(Task) Render every line of the items below as a numbered list, omitting any blank lines.

(Records shown)
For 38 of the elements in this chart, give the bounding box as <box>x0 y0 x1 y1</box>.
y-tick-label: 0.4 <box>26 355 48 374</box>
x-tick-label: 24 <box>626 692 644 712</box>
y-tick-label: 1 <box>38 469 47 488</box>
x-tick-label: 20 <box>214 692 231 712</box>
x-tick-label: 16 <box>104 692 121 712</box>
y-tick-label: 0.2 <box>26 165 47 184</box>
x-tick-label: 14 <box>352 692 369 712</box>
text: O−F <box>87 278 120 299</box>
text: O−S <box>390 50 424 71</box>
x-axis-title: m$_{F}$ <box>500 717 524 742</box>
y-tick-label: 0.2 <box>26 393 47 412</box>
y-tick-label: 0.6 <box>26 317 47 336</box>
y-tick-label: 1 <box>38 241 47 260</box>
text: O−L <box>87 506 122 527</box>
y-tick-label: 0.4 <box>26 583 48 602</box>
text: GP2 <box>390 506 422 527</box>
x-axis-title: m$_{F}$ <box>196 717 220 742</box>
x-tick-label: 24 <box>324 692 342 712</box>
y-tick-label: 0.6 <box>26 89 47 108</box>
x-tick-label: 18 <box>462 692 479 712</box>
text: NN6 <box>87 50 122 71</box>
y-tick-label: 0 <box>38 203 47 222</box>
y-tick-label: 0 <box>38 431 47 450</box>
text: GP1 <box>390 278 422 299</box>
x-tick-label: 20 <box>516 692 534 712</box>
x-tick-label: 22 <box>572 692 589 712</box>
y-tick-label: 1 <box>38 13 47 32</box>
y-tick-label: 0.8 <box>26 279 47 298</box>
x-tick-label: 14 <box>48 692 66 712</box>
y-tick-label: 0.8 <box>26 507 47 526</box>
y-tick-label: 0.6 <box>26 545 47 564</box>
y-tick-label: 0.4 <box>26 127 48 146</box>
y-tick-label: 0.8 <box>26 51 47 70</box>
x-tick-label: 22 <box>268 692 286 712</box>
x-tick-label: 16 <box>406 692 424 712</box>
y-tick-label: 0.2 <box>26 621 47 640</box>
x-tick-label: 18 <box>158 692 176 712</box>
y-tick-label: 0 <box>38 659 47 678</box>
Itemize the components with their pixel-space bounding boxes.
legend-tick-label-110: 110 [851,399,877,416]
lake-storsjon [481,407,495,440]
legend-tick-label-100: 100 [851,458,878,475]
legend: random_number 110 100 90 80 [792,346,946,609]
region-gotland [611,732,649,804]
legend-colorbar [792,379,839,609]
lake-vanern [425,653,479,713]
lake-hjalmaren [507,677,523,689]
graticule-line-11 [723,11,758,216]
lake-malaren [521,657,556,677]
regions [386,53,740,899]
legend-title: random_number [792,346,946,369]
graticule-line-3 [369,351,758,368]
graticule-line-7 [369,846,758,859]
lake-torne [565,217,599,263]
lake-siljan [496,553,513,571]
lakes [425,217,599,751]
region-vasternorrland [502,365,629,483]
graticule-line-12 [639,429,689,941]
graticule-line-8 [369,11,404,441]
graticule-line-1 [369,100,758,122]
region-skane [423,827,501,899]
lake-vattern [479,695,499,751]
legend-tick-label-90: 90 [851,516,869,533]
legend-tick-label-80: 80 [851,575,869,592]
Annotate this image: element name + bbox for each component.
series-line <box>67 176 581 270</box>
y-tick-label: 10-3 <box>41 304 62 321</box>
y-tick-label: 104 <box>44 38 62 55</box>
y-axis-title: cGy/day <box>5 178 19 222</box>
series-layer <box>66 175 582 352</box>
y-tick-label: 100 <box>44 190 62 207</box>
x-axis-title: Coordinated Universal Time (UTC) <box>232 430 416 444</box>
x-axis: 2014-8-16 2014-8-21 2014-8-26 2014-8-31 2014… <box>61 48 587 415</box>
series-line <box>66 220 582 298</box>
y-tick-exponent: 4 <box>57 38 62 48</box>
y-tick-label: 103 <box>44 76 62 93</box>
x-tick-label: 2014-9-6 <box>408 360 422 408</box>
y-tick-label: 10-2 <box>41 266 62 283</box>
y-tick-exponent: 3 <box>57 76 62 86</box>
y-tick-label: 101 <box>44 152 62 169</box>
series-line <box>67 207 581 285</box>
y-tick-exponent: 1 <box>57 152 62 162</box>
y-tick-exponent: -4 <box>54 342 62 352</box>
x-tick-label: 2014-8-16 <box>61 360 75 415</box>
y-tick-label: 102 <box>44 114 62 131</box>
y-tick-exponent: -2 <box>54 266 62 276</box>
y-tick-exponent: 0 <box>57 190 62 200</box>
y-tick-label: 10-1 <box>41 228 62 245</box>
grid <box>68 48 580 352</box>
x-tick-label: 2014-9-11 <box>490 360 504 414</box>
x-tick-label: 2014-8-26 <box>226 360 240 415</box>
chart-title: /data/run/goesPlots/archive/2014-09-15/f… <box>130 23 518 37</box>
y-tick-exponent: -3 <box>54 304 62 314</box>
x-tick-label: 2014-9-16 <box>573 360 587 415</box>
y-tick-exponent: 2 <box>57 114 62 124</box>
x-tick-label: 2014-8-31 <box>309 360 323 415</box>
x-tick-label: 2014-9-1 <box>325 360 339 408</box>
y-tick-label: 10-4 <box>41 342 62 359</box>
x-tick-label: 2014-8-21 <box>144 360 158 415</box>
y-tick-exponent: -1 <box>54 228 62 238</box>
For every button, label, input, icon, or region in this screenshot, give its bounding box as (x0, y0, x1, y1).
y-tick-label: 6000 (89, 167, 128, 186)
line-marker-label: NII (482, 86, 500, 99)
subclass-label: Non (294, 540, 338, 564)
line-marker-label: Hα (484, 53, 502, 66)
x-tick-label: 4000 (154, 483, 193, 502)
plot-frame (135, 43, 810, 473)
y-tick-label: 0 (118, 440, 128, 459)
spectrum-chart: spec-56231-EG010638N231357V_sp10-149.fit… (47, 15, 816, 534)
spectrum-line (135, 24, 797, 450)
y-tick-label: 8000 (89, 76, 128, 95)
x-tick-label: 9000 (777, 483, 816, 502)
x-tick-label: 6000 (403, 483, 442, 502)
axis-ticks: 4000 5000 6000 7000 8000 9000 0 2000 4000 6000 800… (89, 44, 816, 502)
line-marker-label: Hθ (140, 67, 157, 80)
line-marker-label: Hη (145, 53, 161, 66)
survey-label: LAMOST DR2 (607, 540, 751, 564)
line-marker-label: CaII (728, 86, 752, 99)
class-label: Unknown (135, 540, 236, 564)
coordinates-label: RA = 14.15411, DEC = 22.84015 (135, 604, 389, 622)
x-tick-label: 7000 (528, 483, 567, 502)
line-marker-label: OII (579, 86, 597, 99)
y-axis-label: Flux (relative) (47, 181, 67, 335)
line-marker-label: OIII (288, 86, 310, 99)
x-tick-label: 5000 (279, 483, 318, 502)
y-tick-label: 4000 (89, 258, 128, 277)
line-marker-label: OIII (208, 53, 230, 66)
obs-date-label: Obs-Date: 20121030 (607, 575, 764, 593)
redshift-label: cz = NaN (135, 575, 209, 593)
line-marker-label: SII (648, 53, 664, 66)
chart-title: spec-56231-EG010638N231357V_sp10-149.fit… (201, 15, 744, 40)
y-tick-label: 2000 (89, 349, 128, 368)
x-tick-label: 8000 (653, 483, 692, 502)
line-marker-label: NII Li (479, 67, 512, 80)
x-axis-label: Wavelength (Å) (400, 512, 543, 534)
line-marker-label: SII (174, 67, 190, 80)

(Written answer)
1. For 38 of the elements in this chart, give the bounding box as <box>x0 y0 x1 y1</box>.
2. y-tick-label: 0.4 <box>26 355 48 374</box>
3. x-tick-label: 24 <box>626 692 644 712</box>
4. y-tick-label: 1 <box>38 469 47 488</box>
5. x-tick-label: 20 <box>214 692 231 712</box>
6. x-tick-label: 16 <box>104 692 121 712</box>
7. y-tick-label: 0.2 <box>26 165 47 184</box>
8. x-tick-label: 14 <box>352 692 369 712</box>
9. text: O−F <box>87 278 120 299</box>
10. text: O−S <box>390 50 424 71</box>
11. x-axis-title: m$_{F}$ <box>500 717 524 742</box>
12. y-tick-label: 0.2 <box>26 393 47 412</box>
13. y-tick-label: 0.6 <box>26 317 47 336</box>
14. y-tick-label: 1 <box>38 241 47 260</box>
15. text: O−L <box>87 506 122 527</box>
16. y-tick-label: 0.4 <box>26 583 48 602</box>
17. text: GP2 <box>390 506 422 527</box>
18. x-axis-title: m$_{F}$ <box>196 717 220 742</box>
19. x-tick-label: 24 <box>324 692 342 712</box>
20. y-tick-label: 0.6 <box>26 89 47 108</box>
21. x-tick-label: 18 <box>462 692 479 712</box>
22. text: NN6 <box>87 50 122 71</box>
23. y-tick-label: 0 <box>38 203 47 222</box>
24. y-tick-label: 0 <box>38 431 47 450</box>
25. text: GP1 <box>390 278 422 299</box>
26. x-tick-label: 20 <box>516 692 534 712</box>
27. x-tick-label: 22 <box>572 692 589 712</box>
28. y-tick-label: 1 <box>38 13 47 32</box>
29. y-tick-label: 0.8 <box>26 279 47 298</box>
30. x-tick-label: 14 <box>48 692 66 712</box>
31. y-tick-label: 0.8 <box>26 507 47 526</box>
32. y-tick-label: 0.6 <box>26 545 47 564</box>
33. y-tick-label: 0.4 <box>26 127 48 146</box>
34. y-tick-label: 0.8 <box>26 51 47 70</box>
35. x-tick-label: 22 <box>268 692 286 712</box>
36. x-tick-label: 16 <box>406 692 424 712</box>
37. y-tick-label: 0.2 <box>26 621 47 640</box>
38. x-tick-label: 18 <box>158 692 176 712</box>
39. y-tick-label: 0 <box>38 659 47 678</box>
40. Itemize the components with their pixel-space bounding boxes.
41. legend-tick-label-110: 110 [851,399,877,416]
42. lake-storsjon [481,407,495,440]
43. legend-tick-label-100: 100 [851,458,878,475]
44. legend: random_number 110 100 90 80 [792,346,946,609]
45. region-gotland [611,732,649,804]
46. legend-colorbar [792,379,839,609]
47. lake-vanern [425,653,479,713]
48. lake-hjalmaren [507,677,523,689]
49. graticule-line-11 [723,11,758,216]
50. lake-malaren [521,657,556,677]
51. regions [386,53,740,899]
52. legend-title: random_number [792,346,946,369]
53. graticule-line-3 [369,351,758,368]
54. graticule-line-7 [369,846,758,859]
55. lake-torne [565,217,599,263]
56. lake-siljan [496,553,513,571]
57. lakes [425,217,599,751]
58. region-vasternorrland [502,365,629,483]
59. graticule-line-12 [639,429,689,941]
60. graticule-line-8 [369,11,404,441]
61. graticule-line-1 [369,100,758,122]
62. region-skane [423,827,501,899]
63. lake-vattern [479,695,499,751]
64. legend-tick-label-90: 90 [851,516,869,533]
65. legend-tick-label-80: 80 [851,575,869,592]
66. Annotate this image: element name + bbox for each component.
67. series-line <box>67 176 581 270</box>
68. y-tick-label: 10-3 <box>41 304 62 321</box>
69. y-tick-label: 104 <box>44 38 62 55</box>
70. y-axis-title: cGy/day <box>5 178 19 222</box>
71. series-layer <box>66 175 582 352</box>
72. y-tick-label: 100 <box>44 190 62 207</box>
73. x-axis-title: Coordinated Universal Time (UTC) <box>232 430 416 444</box>
74. x-axis: 2014-8-16 2014-8-21 2014-8-26 2014-8-31 2014… <box>61 48 587 415</box>
75. series-line <box>66 220 582 298</box>
76. y-tick-exponent: 4 <box>57 38 62 48</box>
77. y-tick-label: 103 <box>44 76 62 93</box>
78. x-tick-label: 2014-9-6 <box>408 360 422 408</box>
79. y-tick-label: 10-2 <box>41 266 62 283</box>
80. y-tick-exponent: 3 <box>57 76 62 86</box>
81. y-tick-label: 101 <box>44 152 62 169</box>
82. series-line <box>67 207 581 285</box>
83. y-tick-exponent: 1 <box>57 152 62 162</box>
84. y-tick-exponent: -4 <box>54 342 62 352</box>
85. x-tick-label: 2014-8-16 <box>61 360 75 415</box>
86. y-tick-label: 102 <box>44 114 62 131</box>
87. y-tick-exponent: -2 <box>54 266 62 276</box>
88. y-tick-exponent: 0 <box>57 190 62 200</box>
89. y-tick-label: 10-1 <box>41 228 62 245</box>
90. grid <box>68 48 580 352</box>
91. x-tick-label: 2014-9-11 <box>490 360 504 414</box>
92. x-tick-label: 2014-8-26 <box>226 360 240 415</box>
93. chart-title: /data/run/goesPlots/archive/2014-09-15/f… <box>130 23 518 37</box>
94. y-tick-exponent: -3 <box>54 304 62 314</box>
95. x-tick-label: 2014-9-16 <box>573 360 587 415</box>
96. y-tick-exponent: 2 <box>57 114 62 124</box>
97. x-tick-label: 2014-8-31 <box>309 360 323 415</box>
98. x-tick-label: 2014-9-1 <box>325 360 339 408</box>
99. y-tick-label: 10-4 <box>41 342 62 359</box>
100. x-tick-label: 2014-8-21 <box>144 360 158 415</box>
101. y-tick-exponent: -1 <box>54 228 62 238</box>
102. For every button, label, input, icon, or region in this screenshot, give its bounding box as (x0, y0, x1, y1).
103. y-tick-label: 6000 (89, 167, 128, 186)
104. line-marker-label: NII (482, 86, 500, 99)
105. subclass-label: Non (294, 540, 338, 564)
106. line-marker-label: Hα (484, 53, 502, 66)
107. x-tick-label: 4000 (154, 483, 193, 502)
108. plot-frame (135, 43, 810, 473)
109. y-tick-label: 0 (118, 440, 128, 459)
110. spectrum-chart: spec-56231-EG010638N231357V_sp10-149.fit… (47, 15, 816, 534)
111. spectrum-line (135, 24, 797, 450)
112. y-tick-label: 8000 (89, 76, 128, 95)
113. x-tick-label: 9000 (777, 483, 816, 502)
114. x-tick-label: 6000 (403, 483, 442, 502)
115. axis-ticks: 4000 5000 6000 7000 8000 9000 0 2000 4000 6000 800… (89, 44, 816, 502)
116. line-marker-label: Hθ (140, 67, 157, 80)
117. line-marker-label: Hη (145, 53, 161, 66)
118. survey-label: LAMOST DR2 (607, 540, 751, 564)
119. line-marker-label: CaII (728, 86, 752, 99)
120. class-label: Unknown (135, 540, 236, 564)
121. coordinates-label: RA = 14.15411, DEC = 22.84015 (135, 604, 389, 622)
122. x-tick-label: 7000 (528, 483, 567, 502)
123. line-marker-label: OII (579, 86, 597, 99)
124. y-axis-label: Flux (relative) (47, 181, 67, 335)
125. line-marker-label: OIII (288, 86, 310, 99)
126. x-tick-label: 5000 (279, 483, 318, 502)
127. y-tick-label: 4000 (89, 258, 128, 277)
128. line-marker-label: OIII (208, 53, 230, 66)
129. obs-date-label: Obs-Date: 20121030 (607, 575, 764, 593)
130. redshift-label: cz = NaN (135, 575, 209, 593)
131. line-marker-label: SII (648, 53, 664, 66)
132. chart-title: spec-56231-EG010638N231357V_sp10-149.fit… (201, 15, 744, 40)
133. y-tick-label: 2000 (89, 349, 128, 368)
134. x-tick-label: 8000 (653, 483, 692, 502)
135. line-marker-label: NII Li (479, 67, 512, 80)
136. x-axis-label: Wavelength (Å) (400, 512, 543, 534)
137. line-marker-label: SII (174, 67, 190, 80)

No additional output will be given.